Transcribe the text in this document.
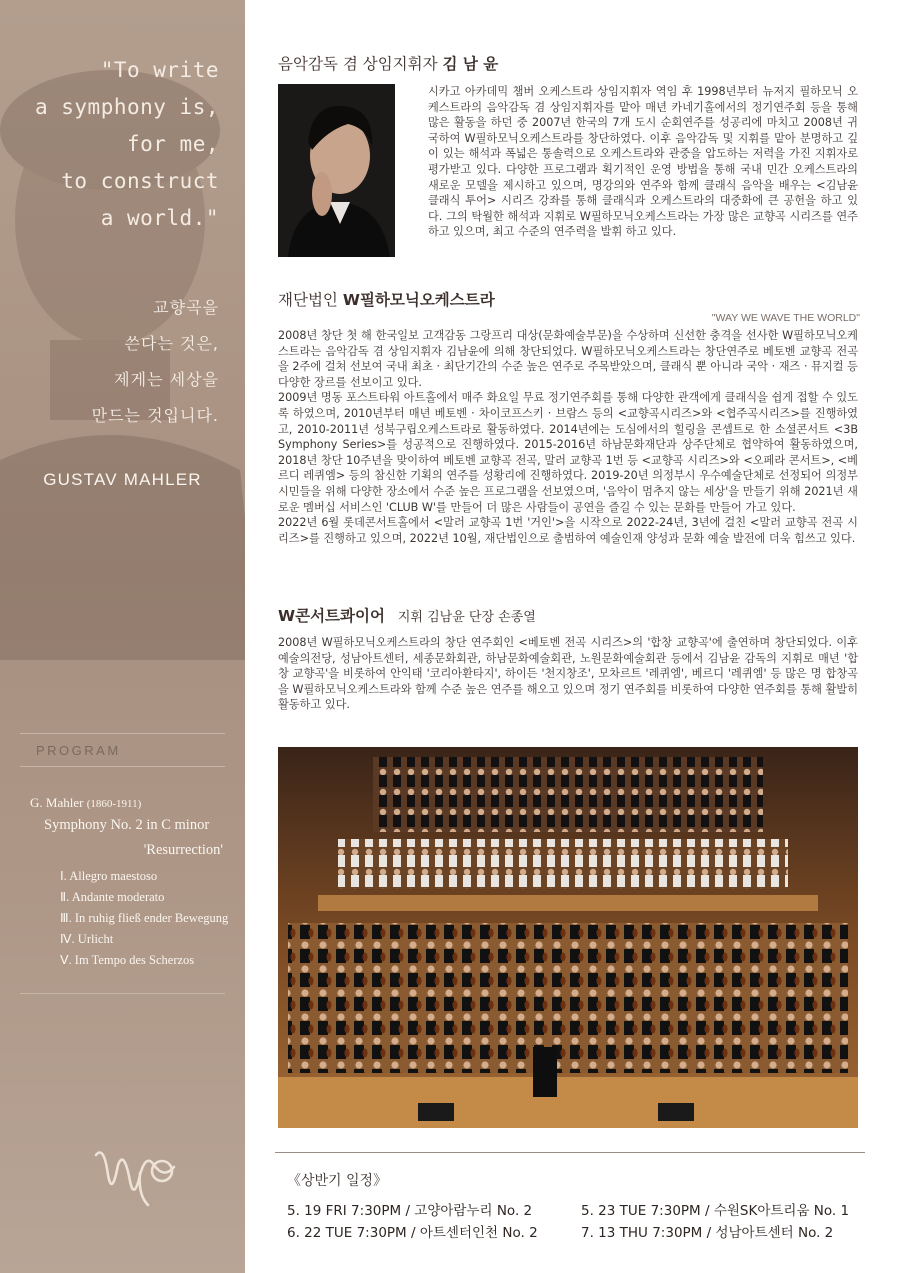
"To write
a symphony is,
for me,
to construct
a world."
교향곡을
쓴다는 것은,
제게는 세상을
만드는 것입니다.
GUSTAV MAHLER
PROGRAM
G. Mahler (1860-1911)
Symphony No. 2 in C minor
'Resurrection'
Ⅰ. Allegro maestoso
Ⅱ. Andante moderato
Ⅲ. In ruhig fließ ender Bewegung
Ⅳ. Urlicht
Ⅴ. Im Tempo des Scherzos
음악감독 겸 상임지휘자 김 남 윤
시카고 아카데믹 챔버 오케스트라 상임지휘자 역임 후 1998년부터 뉴저지 필하모닉 오케스트라의 음악감독 겸 상임지휘자를 맡아 매년 카네기홀에서의 정기연주회 등을 통해 많은 활동을 하던 중 2007년 한국의 7개 도시 순회연주를 성공리에 마치고 2008년 귀국하여 W필하모닉오케스트라를 창단하였다. 이후 음악감독 및 지휘를 맡아 분명하고 깊이 있는 해석과 폭넓은 통솔력으로 오케스트라와 관중을 압도하는 저력을 가진 지휘자로 평가받고 있다. 다양한 프로그램과 획기적인 운영 방법을 통해 국내 민간 오케스트라의 새로운 모델을 제시하고 있으며, 명강의와 연주와 함께 클래식 음악을 배우는 <김남윤 클래식 투어> 시리즈 강좌를 통해 클래식과 오케스트라의 대중화에 큰 공헌을 하고 있다. 그의 탁월한 해석과 지휘로 W필하모닉오케스트라는 가장 많은 교향곡 시리즈를 연주하고 있으며, 최고 수준의 연주력을 발휘 하고 있다.
재단법인 W필하모닉오케스트라
"WAY WE WAVE THE WORLD"
2008년 창단 첫 해 한국일보 고객감동 그랑프리 대상(문화예술부문)을 수상하며 신선한 충격을 선사한 W필하모닉오케스트라는 음악감독 겸 상임지휘자 김남윤에 의해 창단되었다. W필하모닉오케스트라는 창단연주로 베토벤 교향곡 전곡을 2주에 걸쳐 선보여 국내 최초 · 최단기간의 수준 높은 연주로 주목받았으며, 클래식 뿐 아니라 국악 · 재즈 · 뮤지컬 등 다양한 장르를 선보이고 있다.
2009년 명동 포스트타워 아트홀에서 매주 화요일 무료 정기연주회를 통해 다양한 관객에게 클래식을 쉽게 접할 수 있도록 하였으며, 2010년부터 매년 베토벤 · 차이코프스키 · 브람스 등의 <교향곡시리즈>와 <협주곡시리즈>를 진행하였고, 2010-2011년 성북구립오케스트라로 활동하였다. 2014년에는 도심에서의 힐링을 콘셉트로 한 소셜콘서트 <3B Symphony Series>를 성공적으로 진행하였다. 2015-2016년 하남문화재단과 상주단체로 협약하여 활동하였으며, 2018년 창단 10주년을 맞이하여 베토벤 교향곡 전곡, 말러 교향곡 1번 등 <교향곡 시리즈>와 <오페라 콘서트>, <베르디 레퀴엠> 등의 참신한 기획의 연주를 성황리에 진행하였다. 2019-20년 의정부시 우수예술단체로 선정되어 의정부 시민들을 위해 다양한 장소에서 수준 높은 프로그램을 선보였으며, '음악이 멈추지 않는 세상'을 만들기 위해 2021년 새로운 멤버십 서비스인 'CLUB W'를 만들어 더 많은 사람들이 공연을 즐길 수 있는 문화를 만들어 가고 있다.
2022년 6월 롯데콘서트홀에서 <말러 교향곡 1번 '거인'>을 시작으로 2022-24년, 3년에 걸친 <말러 교향곡 전곡 시리즈>를 진행하고 있으며, 2022년 10월, 재단법인으로 출범하여 예술인재 양성과 문화 예술 발전에 더욱 힘쓰고 있다.
W콘서트콰이어 지휘 김남윤 단장 손종열
2008년 W필하모닉오케스트라의 창단 연주회인 <베토벤 전곡 시리즈>의 '합창 교향곡'에 출연하며 창단되었다. 이후 예술의전당, 성남아트센터, 세종문화회관, 하남문화예술회관, 노원문화예술회관 등에서 김남윤 감독의 지휘로 매년 '합창 교향곡'을 비롯하여 안익태 '코리아환타지', 하이든 '천지창조', 모차르트 '레퀴엠', 베르디 '레퀴엠' 등 많은 명 합창곡을 W필하모닉오케스트라와 함께 수준 높은 연주를 해오고 있으며 정기 연주회를 비롯하여 다양한 연주회를 통해 활발히 활동하고 있다.
《상반기 일정》
5. 19 FRI 7:30PM / 고양아람누리 No. 2	5. 23 TUE 7:30PM / 수원SK아트리움 No. 1
6. 22 TUE 7:30PM / 아트센터인천 No. 2	7. 13 THU 7:30PM / 성남아트센터 No. 2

- Direction -
From the listing above, pick out every line containing "음악감독".

- The result -
음악감독 겸 상임지휘자 김 남 윤
시카고 아카데믹 챔버 오케스트라 상임지휘자 역임 후 1998년부터 뉴저지 필하모닉 오케스트라의 음악감독 겸 상임지휘자를 맡아 매년 카네기홀에서의 정기연주회 등을 통해 많은 활동을 하던 중 2007년 한국의 7개 도시 순회연주를 성공리에 마치고 2008년 귀국하여 W필하모닉오케스트라를 창단하였다. 이후 음악감독 및 지휘를 맡아 분명하고 깊이 있는 해석과 폭넓은 통솔력으로 오케스트라와 관중을 압도하는 저력을 가진 지휘자로 평가받고 있다. 다양한 프로그램과 획기적인 운영 방법을 통해 국내 민간 오케스트라의 새로운 모델을 제시하고 있으며, 명강의와 연주와 함께 클래식 음악을 배우는 <김남윤 클래식 투어> 시리즈 강좌를 통해 클래식과 오케스트라의 대중화에 큰 공헌을 하고 있다. 그의 탁월한 해석과 지휘로 W필하모닉오케스트라는 가장 많은 교향곡 시리즈를 연주하고 있으며, 최고 수준의 연주력을 발휘 하고 있다.
2008년 창단 첫 해 한국일보 고객감동 그랑프리 대상(문화예술부문)을 수상하며 신선한 충격을 선사한 W필하모닉오케스트라는 음악감독 겸 상임지휘자 김남윤에 의해 창단되었다. W필하모닉오케스트라는 창단연주로 베토벤 교향곡 전곡을 2주에 걸쳐 선보여 국내 최초 · 최단기간의 수준 높은 연주로 주목받았으며, 클래식 뿐 아니라 국악 · 재즈 · 뮤지컬 등 다양한 장르를 선보이고 있다.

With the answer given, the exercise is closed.